- Written problem -
Looking at the data below, count the lines that contain the string "août". Write only the total.
-- start of Provided records --
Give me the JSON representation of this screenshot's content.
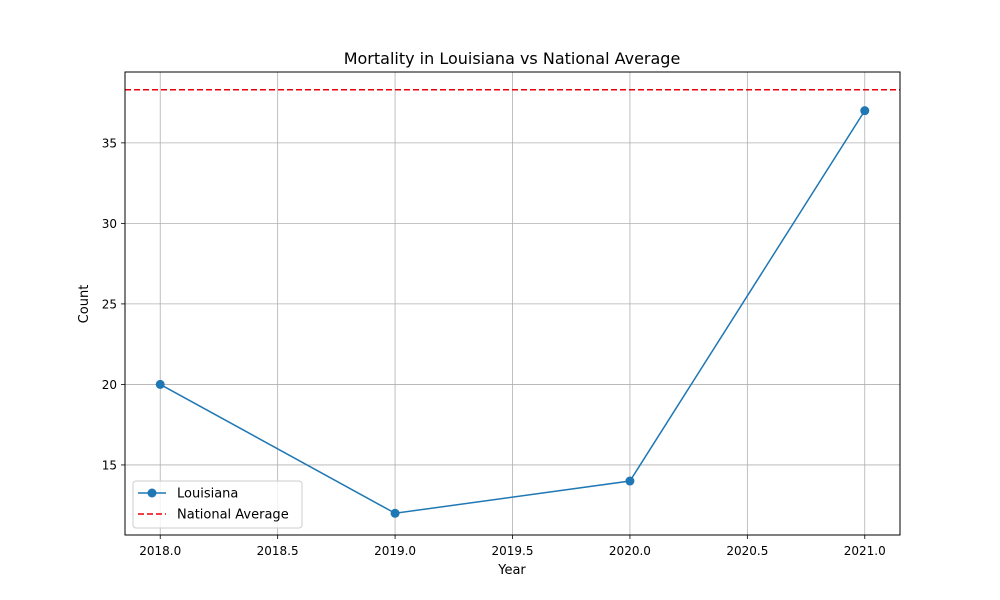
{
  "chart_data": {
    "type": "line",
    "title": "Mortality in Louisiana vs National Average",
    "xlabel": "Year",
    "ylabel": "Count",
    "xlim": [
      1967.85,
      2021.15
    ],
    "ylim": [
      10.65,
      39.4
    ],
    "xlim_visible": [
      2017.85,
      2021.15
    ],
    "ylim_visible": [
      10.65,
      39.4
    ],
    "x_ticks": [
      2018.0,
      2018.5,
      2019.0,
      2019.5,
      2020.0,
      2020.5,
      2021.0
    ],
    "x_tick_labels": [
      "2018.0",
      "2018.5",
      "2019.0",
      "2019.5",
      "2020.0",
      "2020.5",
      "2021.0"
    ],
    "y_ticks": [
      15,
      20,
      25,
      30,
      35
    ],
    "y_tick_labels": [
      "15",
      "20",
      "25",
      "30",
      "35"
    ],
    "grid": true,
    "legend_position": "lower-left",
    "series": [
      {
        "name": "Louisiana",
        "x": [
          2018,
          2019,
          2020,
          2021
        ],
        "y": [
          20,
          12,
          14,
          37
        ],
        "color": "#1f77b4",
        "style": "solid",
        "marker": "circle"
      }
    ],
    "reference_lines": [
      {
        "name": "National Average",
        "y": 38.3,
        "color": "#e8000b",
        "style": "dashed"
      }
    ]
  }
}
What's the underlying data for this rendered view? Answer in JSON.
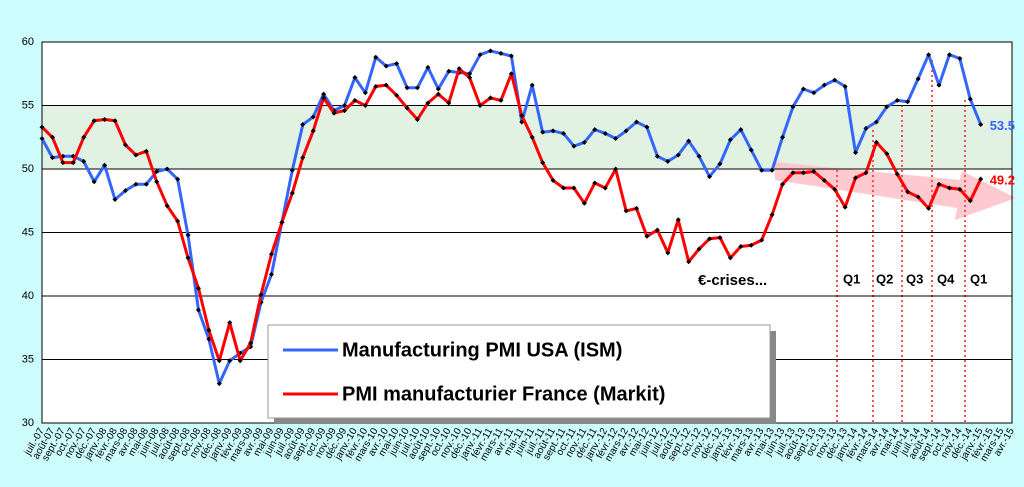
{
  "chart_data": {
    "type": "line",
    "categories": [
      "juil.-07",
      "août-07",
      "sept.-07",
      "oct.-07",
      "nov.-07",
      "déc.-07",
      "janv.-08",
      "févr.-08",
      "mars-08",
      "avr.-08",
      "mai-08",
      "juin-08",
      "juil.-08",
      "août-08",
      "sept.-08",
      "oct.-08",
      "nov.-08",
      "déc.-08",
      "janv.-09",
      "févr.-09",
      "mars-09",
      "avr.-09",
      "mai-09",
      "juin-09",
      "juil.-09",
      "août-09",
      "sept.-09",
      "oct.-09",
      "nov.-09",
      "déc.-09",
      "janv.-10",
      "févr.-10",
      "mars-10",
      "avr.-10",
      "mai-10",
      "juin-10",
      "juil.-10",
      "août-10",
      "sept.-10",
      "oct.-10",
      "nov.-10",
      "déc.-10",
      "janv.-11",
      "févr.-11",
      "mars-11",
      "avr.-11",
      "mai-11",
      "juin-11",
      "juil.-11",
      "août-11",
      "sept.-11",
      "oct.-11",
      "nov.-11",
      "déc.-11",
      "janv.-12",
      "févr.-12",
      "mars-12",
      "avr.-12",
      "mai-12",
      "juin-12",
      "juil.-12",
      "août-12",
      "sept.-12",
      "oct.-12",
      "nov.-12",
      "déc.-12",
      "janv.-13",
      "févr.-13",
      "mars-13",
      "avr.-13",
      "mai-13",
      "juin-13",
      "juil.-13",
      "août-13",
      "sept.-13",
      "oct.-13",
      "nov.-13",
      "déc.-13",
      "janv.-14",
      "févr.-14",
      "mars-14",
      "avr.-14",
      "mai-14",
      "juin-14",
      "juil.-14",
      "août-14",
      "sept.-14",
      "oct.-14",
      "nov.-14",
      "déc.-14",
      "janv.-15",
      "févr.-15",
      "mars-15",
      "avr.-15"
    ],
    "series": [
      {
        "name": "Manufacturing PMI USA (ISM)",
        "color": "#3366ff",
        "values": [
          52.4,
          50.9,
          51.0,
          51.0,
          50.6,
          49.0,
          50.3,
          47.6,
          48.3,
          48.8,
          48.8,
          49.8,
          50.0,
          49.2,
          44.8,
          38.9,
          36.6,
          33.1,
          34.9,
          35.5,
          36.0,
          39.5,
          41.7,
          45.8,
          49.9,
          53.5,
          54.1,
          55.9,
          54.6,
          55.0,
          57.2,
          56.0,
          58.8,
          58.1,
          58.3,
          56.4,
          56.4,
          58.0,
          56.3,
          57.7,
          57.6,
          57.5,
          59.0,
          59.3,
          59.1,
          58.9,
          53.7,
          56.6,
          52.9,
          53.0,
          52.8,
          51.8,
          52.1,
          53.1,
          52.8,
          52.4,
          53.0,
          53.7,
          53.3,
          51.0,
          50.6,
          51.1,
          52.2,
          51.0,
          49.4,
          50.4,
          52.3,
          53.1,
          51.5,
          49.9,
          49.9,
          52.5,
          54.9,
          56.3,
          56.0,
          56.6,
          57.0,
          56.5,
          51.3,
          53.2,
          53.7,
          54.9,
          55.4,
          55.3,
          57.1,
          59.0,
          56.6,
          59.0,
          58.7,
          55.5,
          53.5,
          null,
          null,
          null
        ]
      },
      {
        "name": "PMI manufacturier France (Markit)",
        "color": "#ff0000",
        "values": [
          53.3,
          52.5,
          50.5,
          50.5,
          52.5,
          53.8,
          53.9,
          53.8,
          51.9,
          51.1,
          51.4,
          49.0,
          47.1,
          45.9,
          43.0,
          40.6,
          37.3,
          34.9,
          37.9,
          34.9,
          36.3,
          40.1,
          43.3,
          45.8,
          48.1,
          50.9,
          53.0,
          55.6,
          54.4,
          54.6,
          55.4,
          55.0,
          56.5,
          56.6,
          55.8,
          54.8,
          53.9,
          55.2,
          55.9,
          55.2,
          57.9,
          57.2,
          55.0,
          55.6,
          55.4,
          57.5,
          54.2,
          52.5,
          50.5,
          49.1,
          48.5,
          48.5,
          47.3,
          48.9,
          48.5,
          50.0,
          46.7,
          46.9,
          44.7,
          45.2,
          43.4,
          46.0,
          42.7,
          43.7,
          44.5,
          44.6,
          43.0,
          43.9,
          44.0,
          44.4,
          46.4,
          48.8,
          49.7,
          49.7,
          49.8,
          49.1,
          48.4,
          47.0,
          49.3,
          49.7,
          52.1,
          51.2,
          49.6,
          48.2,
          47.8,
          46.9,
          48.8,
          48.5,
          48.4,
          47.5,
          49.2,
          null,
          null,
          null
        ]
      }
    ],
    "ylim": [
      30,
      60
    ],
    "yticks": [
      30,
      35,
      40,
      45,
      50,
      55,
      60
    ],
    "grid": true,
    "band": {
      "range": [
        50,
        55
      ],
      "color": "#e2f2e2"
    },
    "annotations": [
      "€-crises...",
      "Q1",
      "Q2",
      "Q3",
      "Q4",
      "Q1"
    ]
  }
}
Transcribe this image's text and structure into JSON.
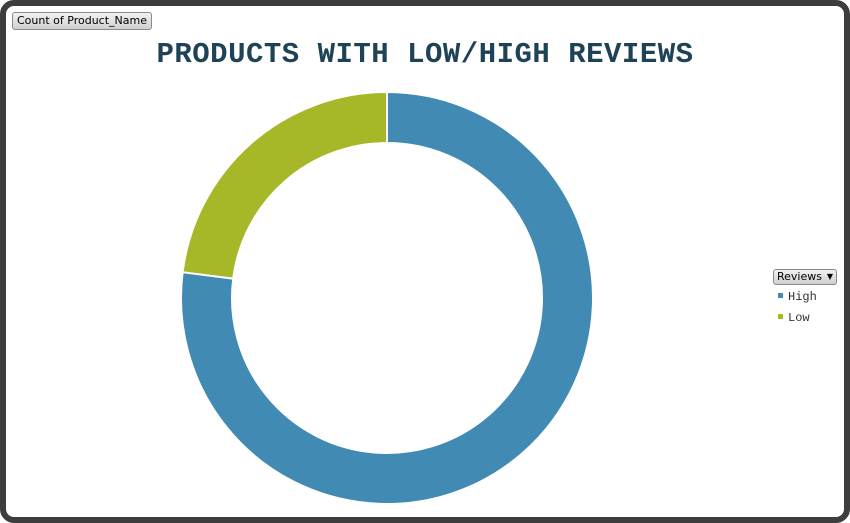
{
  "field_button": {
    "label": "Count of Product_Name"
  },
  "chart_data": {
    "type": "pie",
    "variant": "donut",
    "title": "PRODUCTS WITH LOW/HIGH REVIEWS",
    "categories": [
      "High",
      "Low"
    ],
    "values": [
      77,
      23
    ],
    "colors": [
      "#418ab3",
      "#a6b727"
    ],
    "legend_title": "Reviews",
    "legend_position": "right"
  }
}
-- end of Provided records --
- Response to this task -
8